* What the task asks *
Single out the lines of the material that contain "advertising" and copy them.

* Extracted material *
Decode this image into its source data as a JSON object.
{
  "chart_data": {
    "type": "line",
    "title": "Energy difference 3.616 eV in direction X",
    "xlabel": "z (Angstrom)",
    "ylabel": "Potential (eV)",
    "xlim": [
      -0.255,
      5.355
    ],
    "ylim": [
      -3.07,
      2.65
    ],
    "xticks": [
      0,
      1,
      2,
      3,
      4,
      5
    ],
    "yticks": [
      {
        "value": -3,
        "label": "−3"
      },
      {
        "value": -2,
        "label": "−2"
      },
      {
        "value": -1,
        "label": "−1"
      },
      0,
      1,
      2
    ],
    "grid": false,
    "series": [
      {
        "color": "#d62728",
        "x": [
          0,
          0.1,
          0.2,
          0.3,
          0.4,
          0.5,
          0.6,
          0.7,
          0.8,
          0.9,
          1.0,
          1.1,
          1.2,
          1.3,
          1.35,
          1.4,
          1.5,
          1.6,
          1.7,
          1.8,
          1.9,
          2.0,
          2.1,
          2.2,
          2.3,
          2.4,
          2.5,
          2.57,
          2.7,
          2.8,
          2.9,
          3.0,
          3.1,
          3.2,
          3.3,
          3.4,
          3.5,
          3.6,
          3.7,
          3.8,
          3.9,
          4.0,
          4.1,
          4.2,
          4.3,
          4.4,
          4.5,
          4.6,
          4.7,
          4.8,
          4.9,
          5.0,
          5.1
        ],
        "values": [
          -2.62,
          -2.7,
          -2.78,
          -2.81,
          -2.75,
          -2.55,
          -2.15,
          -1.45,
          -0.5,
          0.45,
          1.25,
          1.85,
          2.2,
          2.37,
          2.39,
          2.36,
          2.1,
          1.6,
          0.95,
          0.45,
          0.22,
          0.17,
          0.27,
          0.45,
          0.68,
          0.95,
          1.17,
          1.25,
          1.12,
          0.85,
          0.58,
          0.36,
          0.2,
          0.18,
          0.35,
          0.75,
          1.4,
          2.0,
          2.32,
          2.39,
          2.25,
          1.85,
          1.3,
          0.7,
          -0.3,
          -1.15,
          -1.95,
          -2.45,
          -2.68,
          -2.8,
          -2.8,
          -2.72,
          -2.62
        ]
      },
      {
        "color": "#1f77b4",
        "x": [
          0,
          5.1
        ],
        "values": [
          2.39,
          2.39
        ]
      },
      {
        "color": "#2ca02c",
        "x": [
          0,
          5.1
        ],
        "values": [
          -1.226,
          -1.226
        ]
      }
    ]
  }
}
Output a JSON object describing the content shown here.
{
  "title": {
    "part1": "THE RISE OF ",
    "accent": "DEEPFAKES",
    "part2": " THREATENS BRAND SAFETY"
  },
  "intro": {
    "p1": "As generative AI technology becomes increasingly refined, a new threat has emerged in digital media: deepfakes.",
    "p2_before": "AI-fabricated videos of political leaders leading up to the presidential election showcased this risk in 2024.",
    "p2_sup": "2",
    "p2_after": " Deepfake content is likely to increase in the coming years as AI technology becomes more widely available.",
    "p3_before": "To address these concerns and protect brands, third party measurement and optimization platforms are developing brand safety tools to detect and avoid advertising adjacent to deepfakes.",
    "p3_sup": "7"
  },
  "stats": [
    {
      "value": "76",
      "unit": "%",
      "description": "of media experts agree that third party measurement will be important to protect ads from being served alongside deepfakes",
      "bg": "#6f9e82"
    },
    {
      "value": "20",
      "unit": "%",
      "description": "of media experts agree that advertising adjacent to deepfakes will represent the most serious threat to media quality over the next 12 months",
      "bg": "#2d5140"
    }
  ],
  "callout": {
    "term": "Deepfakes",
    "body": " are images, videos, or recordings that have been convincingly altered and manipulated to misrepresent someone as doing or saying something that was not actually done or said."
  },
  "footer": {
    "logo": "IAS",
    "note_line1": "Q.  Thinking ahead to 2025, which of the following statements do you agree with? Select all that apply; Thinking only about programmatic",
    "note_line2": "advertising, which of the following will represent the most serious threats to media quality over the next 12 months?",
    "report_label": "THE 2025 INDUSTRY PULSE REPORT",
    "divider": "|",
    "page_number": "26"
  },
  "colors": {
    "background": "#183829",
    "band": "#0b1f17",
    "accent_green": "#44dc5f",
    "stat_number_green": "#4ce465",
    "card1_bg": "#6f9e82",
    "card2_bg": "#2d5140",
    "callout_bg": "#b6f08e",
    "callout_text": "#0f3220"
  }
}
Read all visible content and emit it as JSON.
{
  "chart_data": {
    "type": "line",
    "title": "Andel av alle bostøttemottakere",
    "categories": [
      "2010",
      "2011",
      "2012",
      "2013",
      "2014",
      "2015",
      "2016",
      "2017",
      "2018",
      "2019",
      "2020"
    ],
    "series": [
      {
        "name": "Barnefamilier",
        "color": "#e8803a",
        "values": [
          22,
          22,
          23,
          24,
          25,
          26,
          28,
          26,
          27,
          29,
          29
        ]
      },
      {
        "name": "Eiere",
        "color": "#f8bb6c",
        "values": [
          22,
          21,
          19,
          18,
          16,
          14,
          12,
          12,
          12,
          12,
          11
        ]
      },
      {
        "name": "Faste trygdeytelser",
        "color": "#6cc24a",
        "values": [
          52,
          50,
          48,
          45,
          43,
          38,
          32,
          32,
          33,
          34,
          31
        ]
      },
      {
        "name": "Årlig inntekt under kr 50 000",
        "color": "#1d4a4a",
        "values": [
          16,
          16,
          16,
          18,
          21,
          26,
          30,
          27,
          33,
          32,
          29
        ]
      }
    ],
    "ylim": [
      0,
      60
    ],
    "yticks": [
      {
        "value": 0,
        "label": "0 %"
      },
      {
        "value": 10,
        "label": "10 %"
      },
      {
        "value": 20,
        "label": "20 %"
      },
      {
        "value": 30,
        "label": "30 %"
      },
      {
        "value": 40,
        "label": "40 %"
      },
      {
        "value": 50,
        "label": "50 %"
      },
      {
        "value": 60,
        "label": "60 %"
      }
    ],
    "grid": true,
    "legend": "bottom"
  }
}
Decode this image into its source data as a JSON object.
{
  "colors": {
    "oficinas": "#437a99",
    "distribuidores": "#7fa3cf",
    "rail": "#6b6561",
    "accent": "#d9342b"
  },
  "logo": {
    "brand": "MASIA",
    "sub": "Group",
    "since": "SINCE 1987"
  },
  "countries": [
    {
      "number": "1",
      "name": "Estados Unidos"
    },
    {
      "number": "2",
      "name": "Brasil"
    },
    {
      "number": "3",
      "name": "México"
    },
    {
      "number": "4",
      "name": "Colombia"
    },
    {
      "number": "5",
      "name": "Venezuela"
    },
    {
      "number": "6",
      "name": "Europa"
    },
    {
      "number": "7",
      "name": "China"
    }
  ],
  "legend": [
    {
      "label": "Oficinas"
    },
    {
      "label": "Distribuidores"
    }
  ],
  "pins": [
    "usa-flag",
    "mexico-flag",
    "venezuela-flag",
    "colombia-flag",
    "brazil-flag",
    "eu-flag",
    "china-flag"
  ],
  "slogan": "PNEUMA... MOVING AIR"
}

* Reply *
    "p3_before": "To address these concerns and protect brands, third party measurement and optimization platforms are developing brand safety tools to detect and avoid advertising adjacent to deepfakes.",
      "description": "of media experts agree that advertising adjacent to deepfakes will represent the most serious threat to media quality over the next 12 months",
    "note_line2": "advertising, which of the following will represent the most serious threats to media quality over the next 12 months?",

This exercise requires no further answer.